YOUR GOAL: Pick out the lines below that include the string "mean".

== DATA LISTING

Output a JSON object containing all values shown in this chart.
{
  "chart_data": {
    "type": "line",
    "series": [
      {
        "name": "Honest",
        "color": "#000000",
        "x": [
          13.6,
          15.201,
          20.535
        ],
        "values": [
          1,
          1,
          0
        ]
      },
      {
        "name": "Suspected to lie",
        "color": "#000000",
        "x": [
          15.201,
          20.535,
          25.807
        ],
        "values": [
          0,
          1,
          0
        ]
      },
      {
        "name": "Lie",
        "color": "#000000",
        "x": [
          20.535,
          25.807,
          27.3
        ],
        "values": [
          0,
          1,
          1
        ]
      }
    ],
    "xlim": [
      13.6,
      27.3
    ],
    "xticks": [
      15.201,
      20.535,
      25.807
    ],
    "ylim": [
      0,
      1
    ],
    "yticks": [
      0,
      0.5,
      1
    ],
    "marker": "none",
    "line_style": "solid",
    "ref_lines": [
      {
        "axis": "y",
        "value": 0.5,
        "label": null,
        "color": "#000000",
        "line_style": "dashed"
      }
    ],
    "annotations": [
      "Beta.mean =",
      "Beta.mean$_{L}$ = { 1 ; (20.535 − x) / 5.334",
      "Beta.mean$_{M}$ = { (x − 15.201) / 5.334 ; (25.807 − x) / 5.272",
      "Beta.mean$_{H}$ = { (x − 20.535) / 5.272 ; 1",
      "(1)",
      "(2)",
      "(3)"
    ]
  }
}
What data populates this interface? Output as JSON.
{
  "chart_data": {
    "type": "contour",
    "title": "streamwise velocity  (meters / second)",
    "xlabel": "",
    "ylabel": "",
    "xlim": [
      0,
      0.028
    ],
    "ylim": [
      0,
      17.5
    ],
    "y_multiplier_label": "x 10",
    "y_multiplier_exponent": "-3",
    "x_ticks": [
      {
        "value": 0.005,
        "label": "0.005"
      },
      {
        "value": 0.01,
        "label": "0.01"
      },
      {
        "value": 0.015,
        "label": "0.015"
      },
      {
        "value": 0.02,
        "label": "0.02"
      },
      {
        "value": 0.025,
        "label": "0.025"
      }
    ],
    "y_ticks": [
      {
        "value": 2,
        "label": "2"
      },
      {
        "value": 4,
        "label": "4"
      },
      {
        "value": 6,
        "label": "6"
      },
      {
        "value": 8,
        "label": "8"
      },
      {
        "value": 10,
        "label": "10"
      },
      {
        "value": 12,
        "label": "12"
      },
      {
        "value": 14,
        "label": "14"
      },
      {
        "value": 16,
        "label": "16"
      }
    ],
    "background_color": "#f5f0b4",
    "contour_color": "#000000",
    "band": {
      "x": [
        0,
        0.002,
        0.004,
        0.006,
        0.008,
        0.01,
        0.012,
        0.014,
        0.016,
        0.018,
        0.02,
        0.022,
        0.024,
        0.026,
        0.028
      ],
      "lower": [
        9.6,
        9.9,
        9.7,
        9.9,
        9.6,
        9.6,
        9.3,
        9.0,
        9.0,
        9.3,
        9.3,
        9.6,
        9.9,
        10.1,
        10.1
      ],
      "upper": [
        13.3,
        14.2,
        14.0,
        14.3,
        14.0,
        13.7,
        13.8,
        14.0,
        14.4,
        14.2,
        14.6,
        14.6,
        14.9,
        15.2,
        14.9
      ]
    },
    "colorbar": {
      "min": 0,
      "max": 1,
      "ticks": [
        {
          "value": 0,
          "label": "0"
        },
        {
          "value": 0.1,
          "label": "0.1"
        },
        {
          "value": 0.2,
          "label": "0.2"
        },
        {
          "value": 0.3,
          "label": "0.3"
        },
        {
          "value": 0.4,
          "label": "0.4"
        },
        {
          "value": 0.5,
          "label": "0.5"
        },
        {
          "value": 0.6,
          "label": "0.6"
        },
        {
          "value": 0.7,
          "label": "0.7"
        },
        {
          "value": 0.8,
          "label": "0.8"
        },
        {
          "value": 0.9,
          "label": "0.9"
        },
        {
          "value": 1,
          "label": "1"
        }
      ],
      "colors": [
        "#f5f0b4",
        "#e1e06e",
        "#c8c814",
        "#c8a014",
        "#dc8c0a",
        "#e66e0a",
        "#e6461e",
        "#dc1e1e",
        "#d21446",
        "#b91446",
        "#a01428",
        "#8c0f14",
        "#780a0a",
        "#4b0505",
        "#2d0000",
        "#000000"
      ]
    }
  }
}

====

TASK ANSWER:
      "Beta.mean =",
      "Beta.mean$_{L}$ = { 1 ; (20.535 − x) / 5.334",
      "Beta.mean$_{M}$ = { (x − 15.201) / 5.334 ; (25.807 − x) / 5.272",
      "Beta.mean$_{H}$ = { (x − 20.535) / 5.272 ; 1",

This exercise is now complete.